• What is expected
Copy the listing verbatim, starting at its first line and ending at the line that contains "y-tick-label: 0 [44, 186, 48, 194]", with both of those lines included.

• Available data
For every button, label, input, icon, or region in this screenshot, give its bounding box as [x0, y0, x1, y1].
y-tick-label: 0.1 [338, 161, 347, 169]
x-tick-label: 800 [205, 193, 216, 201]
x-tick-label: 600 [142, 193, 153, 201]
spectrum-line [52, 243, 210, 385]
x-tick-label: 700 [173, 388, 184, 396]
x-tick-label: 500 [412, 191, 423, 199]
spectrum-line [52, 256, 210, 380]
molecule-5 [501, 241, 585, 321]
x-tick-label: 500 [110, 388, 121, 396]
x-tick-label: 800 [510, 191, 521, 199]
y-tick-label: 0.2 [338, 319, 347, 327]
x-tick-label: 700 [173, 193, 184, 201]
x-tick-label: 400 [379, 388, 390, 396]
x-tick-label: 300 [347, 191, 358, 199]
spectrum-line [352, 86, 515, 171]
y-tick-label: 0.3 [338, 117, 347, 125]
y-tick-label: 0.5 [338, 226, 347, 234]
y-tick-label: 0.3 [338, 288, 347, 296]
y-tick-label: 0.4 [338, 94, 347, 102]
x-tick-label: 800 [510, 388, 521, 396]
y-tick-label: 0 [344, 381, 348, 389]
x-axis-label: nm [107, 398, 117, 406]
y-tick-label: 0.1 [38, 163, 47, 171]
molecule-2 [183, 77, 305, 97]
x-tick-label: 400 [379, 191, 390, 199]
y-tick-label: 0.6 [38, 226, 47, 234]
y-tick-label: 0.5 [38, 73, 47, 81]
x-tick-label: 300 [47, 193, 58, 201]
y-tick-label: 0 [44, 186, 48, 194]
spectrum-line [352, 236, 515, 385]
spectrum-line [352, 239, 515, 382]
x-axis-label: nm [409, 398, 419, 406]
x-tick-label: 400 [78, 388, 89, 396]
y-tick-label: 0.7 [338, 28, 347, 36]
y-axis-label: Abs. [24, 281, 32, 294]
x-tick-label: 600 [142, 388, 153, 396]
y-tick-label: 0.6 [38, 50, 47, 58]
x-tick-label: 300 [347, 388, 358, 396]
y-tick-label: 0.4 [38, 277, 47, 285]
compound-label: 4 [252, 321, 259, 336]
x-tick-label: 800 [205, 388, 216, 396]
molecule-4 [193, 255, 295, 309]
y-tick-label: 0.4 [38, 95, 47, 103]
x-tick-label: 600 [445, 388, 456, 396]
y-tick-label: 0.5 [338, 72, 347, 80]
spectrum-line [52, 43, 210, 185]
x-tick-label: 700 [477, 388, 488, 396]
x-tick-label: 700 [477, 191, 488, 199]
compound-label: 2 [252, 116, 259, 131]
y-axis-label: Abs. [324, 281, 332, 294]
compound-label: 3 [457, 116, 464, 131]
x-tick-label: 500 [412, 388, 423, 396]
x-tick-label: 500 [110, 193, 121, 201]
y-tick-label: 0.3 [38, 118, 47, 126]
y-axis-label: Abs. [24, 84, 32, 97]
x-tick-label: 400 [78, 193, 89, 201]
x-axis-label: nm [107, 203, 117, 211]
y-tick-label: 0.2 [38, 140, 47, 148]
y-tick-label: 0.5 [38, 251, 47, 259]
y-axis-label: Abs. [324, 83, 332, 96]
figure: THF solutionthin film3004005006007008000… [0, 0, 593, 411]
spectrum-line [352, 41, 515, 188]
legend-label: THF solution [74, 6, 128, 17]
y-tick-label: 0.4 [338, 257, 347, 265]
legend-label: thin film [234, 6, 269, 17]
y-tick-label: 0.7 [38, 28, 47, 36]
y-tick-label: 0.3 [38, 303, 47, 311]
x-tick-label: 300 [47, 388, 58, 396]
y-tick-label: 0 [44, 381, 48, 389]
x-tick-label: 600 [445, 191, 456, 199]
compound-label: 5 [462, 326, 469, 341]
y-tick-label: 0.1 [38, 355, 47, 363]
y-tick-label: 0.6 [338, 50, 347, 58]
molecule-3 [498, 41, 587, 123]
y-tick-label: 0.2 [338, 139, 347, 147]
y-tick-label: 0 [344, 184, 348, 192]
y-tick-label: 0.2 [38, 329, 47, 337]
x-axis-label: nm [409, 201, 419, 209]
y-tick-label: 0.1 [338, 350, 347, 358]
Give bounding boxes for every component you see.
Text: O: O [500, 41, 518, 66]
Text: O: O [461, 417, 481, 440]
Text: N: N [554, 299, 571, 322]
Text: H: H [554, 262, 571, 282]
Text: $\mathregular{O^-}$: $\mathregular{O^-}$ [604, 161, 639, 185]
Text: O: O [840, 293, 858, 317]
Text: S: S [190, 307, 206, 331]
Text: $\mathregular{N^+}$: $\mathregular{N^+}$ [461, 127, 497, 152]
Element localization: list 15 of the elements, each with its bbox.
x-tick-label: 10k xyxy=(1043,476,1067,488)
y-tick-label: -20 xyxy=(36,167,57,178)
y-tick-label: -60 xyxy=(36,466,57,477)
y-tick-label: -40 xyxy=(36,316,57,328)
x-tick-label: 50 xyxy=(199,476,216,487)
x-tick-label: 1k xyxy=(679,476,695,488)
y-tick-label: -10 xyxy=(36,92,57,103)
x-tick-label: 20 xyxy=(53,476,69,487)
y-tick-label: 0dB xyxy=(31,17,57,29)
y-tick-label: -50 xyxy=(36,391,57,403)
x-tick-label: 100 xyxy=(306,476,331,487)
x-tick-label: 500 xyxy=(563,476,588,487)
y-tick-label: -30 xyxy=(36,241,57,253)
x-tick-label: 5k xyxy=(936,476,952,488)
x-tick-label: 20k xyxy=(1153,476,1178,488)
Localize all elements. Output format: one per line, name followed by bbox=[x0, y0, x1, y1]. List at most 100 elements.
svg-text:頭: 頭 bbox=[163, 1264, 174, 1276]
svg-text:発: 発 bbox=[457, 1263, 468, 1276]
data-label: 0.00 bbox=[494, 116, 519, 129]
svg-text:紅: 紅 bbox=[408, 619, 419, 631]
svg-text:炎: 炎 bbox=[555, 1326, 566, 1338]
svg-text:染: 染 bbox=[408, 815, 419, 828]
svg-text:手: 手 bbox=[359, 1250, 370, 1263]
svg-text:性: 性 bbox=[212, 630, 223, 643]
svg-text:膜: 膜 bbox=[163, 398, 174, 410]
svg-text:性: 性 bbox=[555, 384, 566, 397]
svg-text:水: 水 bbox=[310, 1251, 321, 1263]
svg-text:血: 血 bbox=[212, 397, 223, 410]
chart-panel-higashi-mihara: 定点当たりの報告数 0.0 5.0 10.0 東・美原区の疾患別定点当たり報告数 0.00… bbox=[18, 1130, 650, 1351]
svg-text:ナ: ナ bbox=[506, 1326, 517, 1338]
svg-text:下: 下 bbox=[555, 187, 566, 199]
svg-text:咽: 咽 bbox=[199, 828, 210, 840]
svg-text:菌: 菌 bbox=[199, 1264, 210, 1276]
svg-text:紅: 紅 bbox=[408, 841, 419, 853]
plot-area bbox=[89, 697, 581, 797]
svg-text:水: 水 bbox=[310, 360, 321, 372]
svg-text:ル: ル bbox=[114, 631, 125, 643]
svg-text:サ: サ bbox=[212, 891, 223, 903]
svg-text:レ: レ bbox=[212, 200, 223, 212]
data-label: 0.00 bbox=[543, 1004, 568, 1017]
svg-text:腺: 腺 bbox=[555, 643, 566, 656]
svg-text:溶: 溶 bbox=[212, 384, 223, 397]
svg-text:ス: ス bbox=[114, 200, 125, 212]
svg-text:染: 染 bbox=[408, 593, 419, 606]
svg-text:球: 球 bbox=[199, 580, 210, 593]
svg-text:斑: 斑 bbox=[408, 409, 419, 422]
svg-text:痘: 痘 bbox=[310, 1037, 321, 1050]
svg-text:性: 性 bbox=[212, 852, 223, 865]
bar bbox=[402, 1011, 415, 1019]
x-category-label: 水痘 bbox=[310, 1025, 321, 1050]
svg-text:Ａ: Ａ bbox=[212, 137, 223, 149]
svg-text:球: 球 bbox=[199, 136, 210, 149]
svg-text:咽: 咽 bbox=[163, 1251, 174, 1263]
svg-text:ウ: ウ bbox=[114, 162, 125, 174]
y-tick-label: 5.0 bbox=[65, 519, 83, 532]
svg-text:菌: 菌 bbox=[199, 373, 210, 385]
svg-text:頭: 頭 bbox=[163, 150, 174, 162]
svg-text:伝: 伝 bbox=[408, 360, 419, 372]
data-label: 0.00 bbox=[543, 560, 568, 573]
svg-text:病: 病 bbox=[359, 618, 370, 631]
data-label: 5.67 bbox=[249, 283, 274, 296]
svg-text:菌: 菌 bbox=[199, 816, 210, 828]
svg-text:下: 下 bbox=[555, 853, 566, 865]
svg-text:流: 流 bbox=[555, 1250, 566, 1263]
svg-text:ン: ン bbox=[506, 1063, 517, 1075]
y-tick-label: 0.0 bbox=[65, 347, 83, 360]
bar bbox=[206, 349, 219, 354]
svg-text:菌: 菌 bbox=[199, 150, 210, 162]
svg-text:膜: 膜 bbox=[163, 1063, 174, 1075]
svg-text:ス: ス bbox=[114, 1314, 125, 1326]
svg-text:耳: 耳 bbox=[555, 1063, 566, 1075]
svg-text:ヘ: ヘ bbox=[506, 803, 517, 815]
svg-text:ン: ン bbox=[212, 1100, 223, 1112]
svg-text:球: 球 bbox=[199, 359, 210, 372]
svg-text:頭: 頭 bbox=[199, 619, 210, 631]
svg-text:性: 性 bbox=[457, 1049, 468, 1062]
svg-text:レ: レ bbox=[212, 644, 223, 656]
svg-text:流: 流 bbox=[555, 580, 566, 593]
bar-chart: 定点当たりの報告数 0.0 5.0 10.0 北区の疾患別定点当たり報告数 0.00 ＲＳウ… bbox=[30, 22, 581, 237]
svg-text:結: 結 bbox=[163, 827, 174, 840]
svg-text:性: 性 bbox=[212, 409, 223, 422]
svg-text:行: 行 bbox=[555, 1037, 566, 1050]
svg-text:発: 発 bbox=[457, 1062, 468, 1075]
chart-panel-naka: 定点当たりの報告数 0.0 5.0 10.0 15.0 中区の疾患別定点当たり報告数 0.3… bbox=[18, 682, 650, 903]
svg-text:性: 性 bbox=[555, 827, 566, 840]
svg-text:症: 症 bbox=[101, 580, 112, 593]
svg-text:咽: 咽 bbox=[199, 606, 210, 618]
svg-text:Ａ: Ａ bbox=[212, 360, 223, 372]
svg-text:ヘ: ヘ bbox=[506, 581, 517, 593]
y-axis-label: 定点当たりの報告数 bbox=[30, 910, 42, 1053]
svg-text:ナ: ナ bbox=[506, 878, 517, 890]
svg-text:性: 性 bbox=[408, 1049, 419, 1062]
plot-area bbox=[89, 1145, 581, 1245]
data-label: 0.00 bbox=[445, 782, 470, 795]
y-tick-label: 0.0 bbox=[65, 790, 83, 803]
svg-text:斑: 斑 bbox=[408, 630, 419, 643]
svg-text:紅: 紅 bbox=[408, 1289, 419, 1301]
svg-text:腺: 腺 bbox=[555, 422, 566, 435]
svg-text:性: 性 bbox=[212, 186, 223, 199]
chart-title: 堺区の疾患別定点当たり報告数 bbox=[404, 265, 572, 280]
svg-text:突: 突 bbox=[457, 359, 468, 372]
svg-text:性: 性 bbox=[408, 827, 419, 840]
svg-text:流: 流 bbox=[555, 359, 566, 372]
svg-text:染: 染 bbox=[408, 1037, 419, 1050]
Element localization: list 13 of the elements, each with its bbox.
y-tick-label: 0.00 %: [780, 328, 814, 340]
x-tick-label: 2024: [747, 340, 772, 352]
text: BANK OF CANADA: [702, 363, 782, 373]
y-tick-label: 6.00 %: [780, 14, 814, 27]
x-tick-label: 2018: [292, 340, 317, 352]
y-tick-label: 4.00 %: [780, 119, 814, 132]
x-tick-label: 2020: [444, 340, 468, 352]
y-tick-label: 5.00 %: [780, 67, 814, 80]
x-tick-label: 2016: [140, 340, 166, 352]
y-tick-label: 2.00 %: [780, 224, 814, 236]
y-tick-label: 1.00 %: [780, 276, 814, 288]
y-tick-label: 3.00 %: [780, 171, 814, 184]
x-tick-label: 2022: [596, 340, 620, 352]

• Solution
For every button, label, input, icon, or region in this screenshot, give its bounding box as [x0, y0, x1, y1].
y-tick-label: 0.1 [338, 161, 347, 169]
x-tick-label: 800 [205, 193, 216, 201]
x-tick-label: 600 [142, 193, 153, 201]
spectrum-line [52, 243, 210, 385]
x-tick-label: 700 [173, 388, 184, 396]
x-tick-label: 500 [412, 191, 423, 199]
spectrum-line [52, 256, 210, 380]
molecule-5 [501, 241, 585, 321]
x-tick-label: 500 [110, 388, 121, 396]
x-tick-label: 800 [510, 191, 521, 199]
y-tick-label: 0.2 [338, 319, 347, 327]
x-tick-label: 700 [173, 193, 184, 201]
x-tick-label: 400 [379, 388, 390, 396]
x-tick-label: 300 [347, 191, 358, 199]
spectrum-line [352, 86, 515, 171]
y-tick-label: 0.3 [338, 117, 347, 125]
y-tick-label: 0.5 [338, 226, 347, 234]
y-tick-label: 0.3 [338, 288, 347, 296]
y-tick-label: 0.4 [338, 94, 347, 102]
x-tick-label: 800 [510, 388, 521, 396]
y-tick-label: 0 [344, 381, 348, 389]
x-axis-label: nm [107, 398, 117, 406]
y-tick-label: 0.1 [38, 163, 47, 171]
molecule-2 [183, 77, 305, 97]
x-tick-label: 400 [379, 191, 390, 199]
y-tick-label: 0.6 [38, 226, 47, 234]
y-tick-label: 0.5 [38, 73, 47, 81]
x-tick-label: 300 [47, 193, 58, 201]
y-tick-label: 0 [44, 186, 48, 194]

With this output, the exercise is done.